Instructions for the task ▸ Copy every line from the data below in which the string "Number" can be found.
━━━ Supplied information ━━━
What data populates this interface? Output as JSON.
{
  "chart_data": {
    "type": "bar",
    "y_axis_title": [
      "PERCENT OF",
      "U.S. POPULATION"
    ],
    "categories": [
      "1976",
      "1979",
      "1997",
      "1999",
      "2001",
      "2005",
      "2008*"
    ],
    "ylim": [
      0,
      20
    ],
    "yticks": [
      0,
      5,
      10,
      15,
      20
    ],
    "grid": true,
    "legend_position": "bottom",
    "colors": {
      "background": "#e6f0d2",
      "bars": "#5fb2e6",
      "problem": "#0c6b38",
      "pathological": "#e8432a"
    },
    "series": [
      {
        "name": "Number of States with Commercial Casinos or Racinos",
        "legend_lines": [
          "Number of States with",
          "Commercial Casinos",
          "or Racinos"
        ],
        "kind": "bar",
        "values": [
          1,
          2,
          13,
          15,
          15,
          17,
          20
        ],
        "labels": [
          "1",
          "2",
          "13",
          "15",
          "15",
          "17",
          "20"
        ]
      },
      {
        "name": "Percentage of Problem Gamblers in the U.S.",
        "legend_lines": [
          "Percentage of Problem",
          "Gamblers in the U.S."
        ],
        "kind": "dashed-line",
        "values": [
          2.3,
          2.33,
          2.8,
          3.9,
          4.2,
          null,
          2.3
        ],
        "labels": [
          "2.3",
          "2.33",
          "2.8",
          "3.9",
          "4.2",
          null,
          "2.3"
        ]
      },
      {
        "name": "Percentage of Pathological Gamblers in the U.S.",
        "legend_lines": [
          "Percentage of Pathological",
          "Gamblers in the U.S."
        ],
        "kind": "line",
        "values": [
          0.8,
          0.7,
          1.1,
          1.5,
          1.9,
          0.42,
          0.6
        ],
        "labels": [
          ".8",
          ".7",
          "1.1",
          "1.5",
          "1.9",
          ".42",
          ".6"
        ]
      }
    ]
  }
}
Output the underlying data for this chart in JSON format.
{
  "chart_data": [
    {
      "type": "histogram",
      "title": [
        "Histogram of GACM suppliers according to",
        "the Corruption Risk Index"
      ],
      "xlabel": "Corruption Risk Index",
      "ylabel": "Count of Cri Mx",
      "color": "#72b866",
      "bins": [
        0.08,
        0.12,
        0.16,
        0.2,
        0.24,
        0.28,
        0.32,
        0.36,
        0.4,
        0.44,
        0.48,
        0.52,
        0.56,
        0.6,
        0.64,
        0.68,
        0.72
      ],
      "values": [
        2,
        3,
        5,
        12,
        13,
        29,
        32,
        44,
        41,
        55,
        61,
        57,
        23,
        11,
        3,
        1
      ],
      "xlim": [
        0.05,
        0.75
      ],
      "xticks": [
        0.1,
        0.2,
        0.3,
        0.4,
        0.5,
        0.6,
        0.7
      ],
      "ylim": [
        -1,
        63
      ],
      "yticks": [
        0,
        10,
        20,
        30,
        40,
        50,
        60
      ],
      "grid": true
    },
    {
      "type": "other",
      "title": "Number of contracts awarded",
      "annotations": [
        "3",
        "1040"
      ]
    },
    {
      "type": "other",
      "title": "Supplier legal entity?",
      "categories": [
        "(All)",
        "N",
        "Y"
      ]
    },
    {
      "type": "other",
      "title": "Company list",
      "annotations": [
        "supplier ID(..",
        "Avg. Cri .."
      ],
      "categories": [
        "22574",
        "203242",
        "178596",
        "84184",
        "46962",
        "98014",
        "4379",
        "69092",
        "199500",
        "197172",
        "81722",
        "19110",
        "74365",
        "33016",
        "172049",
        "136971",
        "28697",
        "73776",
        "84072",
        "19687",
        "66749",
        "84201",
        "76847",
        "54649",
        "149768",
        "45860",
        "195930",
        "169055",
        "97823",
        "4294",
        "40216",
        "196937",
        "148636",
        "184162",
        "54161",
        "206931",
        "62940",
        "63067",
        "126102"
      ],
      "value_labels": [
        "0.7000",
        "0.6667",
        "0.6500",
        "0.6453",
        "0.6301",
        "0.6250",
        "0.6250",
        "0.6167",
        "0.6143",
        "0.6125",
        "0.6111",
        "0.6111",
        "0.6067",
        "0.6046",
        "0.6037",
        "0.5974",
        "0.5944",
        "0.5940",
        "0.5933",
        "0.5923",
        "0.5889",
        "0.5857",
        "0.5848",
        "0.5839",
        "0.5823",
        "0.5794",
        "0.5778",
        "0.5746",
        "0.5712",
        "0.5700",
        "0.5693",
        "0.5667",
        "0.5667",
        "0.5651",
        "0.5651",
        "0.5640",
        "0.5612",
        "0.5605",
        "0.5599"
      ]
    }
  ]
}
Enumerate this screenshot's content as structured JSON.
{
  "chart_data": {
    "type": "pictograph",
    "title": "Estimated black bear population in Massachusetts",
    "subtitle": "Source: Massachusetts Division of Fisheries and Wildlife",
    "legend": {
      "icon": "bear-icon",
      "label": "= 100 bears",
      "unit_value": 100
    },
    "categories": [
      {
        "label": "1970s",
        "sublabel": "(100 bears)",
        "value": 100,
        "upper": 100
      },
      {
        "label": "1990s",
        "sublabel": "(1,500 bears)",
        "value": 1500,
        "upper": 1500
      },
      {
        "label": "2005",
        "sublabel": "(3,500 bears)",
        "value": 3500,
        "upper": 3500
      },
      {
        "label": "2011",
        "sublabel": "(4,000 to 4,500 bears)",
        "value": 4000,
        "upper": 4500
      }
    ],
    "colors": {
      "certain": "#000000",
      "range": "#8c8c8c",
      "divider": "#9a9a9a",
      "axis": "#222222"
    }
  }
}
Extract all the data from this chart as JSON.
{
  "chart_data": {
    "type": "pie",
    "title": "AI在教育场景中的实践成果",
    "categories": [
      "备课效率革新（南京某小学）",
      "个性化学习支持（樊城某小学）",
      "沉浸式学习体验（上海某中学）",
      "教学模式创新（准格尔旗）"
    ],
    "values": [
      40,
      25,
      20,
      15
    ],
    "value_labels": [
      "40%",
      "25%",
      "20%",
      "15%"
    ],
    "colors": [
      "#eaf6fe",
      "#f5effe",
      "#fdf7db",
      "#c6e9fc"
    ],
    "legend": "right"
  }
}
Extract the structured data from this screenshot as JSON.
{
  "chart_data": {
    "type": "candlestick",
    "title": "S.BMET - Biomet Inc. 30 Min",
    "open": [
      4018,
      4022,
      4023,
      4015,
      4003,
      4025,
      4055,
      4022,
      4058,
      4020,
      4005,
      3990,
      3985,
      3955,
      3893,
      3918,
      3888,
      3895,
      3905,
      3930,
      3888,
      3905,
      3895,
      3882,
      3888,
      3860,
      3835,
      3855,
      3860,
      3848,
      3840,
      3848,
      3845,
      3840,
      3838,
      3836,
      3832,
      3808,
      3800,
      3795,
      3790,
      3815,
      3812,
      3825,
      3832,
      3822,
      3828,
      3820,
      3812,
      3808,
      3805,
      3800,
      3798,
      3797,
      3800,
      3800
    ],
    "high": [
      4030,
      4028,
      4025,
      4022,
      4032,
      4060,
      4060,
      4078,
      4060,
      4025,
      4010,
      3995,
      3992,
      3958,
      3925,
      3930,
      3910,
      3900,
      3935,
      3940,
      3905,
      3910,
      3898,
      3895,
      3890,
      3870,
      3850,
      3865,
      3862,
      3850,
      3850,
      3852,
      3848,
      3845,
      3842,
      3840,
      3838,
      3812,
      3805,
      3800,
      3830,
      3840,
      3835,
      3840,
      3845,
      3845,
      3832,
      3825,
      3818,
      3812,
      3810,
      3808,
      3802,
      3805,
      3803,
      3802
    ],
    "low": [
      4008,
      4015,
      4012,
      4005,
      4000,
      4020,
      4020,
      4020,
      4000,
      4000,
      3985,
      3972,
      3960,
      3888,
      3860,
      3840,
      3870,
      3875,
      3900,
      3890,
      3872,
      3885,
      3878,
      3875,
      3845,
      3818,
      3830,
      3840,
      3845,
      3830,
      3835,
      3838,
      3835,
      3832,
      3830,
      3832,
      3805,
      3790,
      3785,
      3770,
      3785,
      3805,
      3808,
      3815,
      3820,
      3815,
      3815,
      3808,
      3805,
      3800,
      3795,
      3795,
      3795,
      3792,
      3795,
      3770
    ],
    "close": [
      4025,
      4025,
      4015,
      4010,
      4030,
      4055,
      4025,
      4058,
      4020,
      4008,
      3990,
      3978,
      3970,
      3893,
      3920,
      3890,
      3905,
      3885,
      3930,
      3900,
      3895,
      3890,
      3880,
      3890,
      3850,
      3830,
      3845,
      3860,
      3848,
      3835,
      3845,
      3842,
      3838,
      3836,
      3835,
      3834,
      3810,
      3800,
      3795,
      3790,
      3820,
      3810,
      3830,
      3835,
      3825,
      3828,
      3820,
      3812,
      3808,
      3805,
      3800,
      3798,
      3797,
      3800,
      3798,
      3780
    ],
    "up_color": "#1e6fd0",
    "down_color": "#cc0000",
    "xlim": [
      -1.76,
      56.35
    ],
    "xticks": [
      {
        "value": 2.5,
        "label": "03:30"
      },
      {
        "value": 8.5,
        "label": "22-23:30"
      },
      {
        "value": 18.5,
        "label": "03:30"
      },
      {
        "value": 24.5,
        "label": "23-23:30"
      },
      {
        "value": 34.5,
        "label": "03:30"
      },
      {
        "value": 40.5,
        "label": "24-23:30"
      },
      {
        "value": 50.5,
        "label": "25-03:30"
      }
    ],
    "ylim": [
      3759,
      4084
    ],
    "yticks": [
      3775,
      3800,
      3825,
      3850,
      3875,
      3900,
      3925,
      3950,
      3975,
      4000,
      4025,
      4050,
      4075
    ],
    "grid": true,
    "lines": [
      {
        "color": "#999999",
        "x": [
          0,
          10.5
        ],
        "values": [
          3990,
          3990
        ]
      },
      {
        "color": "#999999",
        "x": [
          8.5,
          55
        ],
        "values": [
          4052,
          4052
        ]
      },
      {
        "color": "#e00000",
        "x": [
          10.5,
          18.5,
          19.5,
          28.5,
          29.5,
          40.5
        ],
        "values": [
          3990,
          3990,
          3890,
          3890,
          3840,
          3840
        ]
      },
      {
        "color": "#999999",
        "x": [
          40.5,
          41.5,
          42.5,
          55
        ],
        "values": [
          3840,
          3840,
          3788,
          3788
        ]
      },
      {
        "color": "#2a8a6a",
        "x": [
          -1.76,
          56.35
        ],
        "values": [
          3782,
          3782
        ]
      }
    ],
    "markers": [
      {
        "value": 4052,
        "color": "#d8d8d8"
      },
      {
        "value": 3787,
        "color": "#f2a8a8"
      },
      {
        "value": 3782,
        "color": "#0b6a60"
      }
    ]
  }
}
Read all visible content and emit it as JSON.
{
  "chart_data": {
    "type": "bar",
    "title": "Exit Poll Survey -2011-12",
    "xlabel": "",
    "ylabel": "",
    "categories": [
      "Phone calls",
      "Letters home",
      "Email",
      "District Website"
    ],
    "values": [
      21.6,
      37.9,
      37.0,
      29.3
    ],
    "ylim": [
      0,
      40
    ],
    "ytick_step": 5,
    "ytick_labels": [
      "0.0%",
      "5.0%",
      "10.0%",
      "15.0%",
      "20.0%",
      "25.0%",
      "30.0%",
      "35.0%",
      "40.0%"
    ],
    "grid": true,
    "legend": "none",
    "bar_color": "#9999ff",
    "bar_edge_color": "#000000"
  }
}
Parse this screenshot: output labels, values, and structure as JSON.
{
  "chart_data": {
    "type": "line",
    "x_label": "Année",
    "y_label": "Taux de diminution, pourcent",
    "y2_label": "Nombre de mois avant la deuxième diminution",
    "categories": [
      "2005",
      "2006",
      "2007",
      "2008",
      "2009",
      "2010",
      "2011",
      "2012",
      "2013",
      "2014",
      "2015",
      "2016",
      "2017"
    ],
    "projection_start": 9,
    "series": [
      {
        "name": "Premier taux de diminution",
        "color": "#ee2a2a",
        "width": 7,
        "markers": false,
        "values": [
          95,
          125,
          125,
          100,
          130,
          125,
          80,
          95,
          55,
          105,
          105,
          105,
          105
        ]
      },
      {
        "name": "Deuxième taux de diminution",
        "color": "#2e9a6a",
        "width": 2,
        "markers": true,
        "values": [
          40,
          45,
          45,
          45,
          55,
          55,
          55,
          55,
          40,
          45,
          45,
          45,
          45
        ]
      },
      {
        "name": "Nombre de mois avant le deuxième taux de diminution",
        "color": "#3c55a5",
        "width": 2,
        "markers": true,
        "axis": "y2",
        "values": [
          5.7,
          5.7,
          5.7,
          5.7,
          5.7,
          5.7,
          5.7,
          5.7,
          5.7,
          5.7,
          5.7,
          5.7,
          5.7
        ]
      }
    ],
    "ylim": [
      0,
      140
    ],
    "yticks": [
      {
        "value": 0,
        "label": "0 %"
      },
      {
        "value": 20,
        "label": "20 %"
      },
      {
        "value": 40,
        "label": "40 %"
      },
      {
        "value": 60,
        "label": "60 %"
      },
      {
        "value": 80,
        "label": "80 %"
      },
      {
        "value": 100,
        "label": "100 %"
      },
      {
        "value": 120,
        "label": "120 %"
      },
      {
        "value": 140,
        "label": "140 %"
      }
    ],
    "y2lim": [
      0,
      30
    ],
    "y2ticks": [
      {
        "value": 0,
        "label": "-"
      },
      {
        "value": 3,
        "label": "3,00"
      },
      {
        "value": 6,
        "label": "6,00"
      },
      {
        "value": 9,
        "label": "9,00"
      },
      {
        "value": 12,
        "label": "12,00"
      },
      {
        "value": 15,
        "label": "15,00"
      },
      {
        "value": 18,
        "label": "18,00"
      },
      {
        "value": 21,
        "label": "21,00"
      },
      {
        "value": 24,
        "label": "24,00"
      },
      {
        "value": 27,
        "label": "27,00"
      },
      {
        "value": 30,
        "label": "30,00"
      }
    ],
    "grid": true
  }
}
━━━
Answer to the exercise ▸
        "name": "Number of States with Commercial Casinos or Racinos",
          "Number of States with",
      "title": "Number of contracts awarded",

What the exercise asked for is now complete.